**WORK TO COMPLETE**
Of the lines in the records that follow, how many include the word "覚醒したベルゼミュートメイル"? Answer with a bare number.

Stored data
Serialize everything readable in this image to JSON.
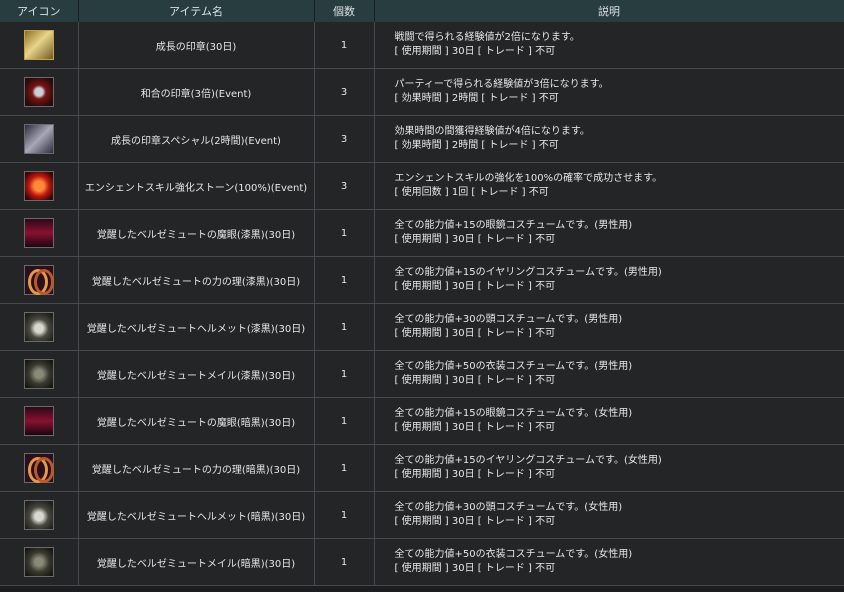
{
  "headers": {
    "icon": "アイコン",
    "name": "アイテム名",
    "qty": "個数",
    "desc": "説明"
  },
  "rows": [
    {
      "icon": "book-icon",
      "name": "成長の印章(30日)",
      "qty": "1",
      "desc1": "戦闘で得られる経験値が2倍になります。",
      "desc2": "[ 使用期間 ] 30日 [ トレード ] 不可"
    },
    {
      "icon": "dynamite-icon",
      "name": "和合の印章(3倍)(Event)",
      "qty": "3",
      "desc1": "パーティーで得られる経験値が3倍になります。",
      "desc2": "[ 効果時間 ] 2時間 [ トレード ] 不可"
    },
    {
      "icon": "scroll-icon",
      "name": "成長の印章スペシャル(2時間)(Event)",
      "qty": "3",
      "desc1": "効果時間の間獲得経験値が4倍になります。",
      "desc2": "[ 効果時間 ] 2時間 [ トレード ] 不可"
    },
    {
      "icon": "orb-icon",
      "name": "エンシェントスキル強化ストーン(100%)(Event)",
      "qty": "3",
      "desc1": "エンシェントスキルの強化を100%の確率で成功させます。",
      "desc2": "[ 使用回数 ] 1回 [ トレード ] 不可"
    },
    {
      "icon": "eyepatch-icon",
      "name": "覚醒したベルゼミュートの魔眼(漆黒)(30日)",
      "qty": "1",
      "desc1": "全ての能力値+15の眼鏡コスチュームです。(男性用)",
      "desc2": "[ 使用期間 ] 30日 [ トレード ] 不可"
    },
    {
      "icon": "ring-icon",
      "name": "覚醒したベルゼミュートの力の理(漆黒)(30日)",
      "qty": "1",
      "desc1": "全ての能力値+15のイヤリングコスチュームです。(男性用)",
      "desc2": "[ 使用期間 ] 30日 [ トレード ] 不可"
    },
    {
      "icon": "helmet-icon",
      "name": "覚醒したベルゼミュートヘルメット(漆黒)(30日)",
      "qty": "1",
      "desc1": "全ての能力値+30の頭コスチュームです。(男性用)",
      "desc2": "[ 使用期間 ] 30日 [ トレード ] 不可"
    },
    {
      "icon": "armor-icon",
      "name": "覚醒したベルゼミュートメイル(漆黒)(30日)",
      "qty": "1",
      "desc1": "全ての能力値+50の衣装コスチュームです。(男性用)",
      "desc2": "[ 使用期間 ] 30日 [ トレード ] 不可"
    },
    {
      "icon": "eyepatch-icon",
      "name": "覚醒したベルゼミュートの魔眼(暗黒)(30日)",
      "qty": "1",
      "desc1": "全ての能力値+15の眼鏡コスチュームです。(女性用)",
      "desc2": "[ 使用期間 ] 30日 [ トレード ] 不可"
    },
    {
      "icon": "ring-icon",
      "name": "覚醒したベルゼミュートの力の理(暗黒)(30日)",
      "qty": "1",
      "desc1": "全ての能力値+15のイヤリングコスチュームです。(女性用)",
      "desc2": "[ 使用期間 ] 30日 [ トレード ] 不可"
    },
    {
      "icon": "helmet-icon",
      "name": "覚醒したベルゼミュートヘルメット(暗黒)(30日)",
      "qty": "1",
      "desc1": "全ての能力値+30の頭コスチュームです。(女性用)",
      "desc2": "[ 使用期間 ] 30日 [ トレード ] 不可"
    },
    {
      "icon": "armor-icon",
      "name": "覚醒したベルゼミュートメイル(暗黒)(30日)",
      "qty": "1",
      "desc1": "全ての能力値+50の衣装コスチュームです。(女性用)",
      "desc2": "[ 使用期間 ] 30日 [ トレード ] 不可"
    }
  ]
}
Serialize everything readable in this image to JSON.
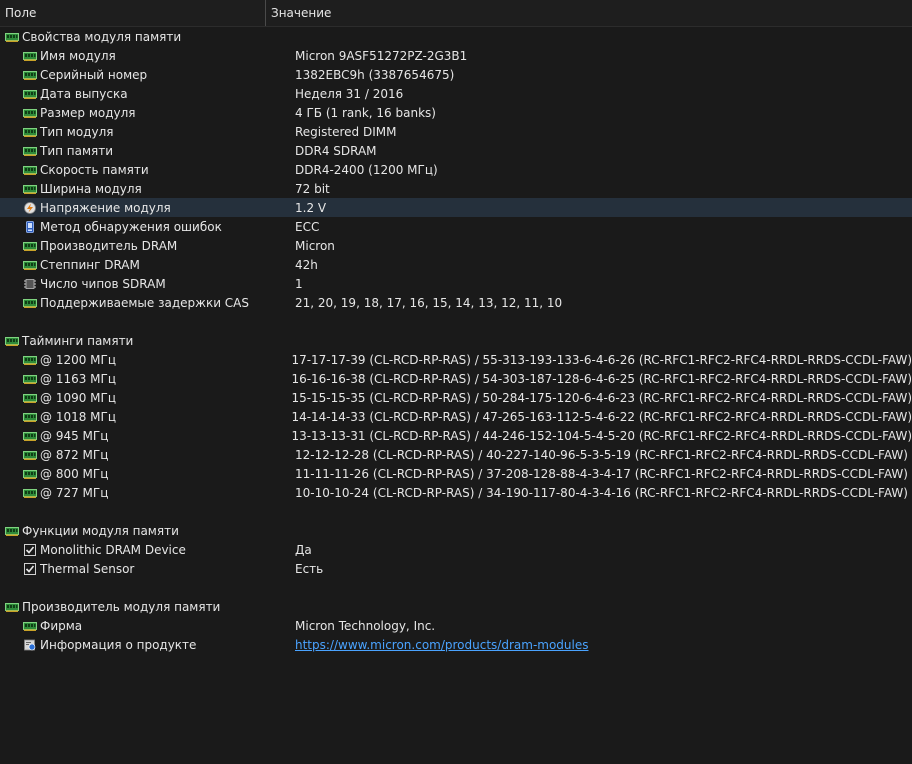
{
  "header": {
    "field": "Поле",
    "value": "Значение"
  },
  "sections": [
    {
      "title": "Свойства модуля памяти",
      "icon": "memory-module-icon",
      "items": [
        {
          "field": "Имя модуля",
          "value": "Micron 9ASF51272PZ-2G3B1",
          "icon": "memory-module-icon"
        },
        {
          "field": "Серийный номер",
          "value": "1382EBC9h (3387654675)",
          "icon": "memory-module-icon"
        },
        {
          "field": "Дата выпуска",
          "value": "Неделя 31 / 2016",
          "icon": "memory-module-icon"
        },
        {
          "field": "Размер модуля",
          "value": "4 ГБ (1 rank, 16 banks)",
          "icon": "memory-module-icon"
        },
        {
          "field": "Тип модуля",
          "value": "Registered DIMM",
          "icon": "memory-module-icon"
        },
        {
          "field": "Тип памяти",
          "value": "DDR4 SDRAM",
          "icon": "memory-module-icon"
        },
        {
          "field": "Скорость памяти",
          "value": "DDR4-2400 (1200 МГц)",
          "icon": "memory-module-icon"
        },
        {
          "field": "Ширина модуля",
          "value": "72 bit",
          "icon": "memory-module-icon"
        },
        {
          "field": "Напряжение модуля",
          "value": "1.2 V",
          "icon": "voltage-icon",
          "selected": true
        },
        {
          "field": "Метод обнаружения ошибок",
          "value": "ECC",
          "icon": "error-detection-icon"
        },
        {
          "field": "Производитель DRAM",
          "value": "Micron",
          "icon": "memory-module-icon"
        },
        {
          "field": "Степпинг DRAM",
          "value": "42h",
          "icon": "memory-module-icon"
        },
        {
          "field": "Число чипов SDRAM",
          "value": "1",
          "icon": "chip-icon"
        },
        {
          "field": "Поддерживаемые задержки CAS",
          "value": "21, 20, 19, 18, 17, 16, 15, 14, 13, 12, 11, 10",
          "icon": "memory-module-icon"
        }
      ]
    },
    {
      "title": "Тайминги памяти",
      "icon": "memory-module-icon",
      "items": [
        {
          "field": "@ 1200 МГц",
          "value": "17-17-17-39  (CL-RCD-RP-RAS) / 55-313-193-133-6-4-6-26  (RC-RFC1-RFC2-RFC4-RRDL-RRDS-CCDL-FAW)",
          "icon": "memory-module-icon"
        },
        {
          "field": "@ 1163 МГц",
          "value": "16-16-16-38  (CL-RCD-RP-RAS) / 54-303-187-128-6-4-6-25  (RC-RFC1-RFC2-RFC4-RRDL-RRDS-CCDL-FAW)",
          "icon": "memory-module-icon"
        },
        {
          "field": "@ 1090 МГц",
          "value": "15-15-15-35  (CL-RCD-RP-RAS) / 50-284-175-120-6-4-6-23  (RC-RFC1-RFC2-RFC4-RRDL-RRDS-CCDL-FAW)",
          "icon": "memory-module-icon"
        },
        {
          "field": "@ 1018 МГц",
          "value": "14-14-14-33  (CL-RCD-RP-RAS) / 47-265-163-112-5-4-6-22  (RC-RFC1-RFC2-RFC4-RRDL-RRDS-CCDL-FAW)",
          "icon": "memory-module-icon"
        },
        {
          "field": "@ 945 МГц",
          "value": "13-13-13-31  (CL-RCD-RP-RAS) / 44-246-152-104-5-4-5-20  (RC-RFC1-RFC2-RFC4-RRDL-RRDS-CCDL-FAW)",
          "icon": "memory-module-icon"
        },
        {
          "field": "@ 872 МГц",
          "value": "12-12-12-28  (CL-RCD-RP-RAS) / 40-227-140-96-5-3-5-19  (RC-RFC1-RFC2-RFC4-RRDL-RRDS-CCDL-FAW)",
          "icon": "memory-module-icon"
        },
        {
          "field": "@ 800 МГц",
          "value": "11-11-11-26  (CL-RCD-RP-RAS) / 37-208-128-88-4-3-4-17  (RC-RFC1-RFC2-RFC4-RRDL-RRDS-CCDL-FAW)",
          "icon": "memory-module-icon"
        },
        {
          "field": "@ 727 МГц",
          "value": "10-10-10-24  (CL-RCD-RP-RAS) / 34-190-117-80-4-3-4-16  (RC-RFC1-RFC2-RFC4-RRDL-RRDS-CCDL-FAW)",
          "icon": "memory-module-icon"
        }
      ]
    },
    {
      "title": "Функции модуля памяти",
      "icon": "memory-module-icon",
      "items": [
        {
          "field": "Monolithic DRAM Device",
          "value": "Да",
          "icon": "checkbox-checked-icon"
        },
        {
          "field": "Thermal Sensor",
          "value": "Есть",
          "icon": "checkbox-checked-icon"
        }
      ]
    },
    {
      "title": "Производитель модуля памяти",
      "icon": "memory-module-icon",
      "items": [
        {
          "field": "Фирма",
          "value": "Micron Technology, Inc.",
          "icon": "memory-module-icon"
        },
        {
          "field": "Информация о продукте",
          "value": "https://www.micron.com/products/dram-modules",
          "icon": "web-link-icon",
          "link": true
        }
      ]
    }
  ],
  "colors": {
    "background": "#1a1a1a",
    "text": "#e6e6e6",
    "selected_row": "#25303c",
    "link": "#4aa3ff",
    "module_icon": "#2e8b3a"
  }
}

...

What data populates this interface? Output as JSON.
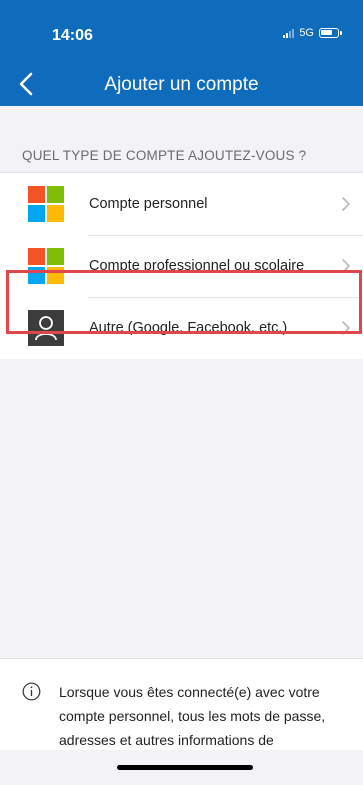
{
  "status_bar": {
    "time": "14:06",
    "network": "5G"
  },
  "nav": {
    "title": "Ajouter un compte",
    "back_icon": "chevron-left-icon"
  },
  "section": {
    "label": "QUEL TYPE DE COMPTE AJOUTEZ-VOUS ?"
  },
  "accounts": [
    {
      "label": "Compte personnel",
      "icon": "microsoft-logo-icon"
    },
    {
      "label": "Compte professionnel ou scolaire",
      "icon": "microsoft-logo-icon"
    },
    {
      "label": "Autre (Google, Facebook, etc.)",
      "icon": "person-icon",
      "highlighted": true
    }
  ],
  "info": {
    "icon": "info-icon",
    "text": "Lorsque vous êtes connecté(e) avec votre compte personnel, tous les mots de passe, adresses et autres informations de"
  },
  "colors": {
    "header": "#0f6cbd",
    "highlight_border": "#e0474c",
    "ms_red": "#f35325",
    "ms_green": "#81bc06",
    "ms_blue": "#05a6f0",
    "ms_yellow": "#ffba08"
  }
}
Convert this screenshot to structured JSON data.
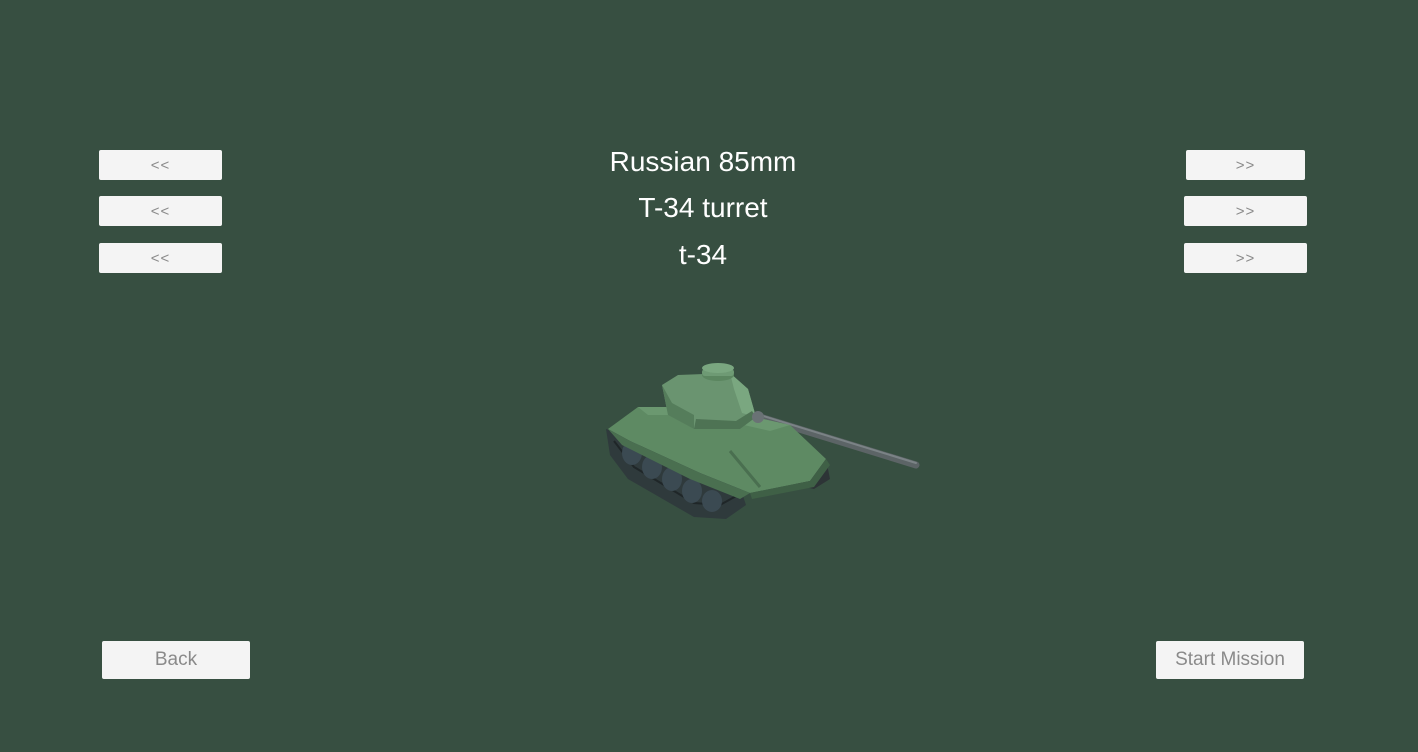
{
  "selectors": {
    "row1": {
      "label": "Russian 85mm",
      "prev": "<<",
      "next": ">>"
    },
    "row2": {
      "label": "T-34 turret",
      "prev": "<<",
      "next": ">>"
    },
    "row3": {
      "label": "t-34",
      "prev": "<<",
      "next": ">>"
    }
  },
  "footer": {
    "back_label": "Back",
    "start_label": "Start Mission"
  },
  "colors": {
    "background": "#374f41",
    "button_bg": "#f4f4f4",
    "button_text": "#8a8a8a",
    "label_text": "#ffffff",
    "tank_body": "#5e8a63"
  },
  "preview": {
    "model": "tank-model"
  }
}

**EXERCISE SOLUTION**
2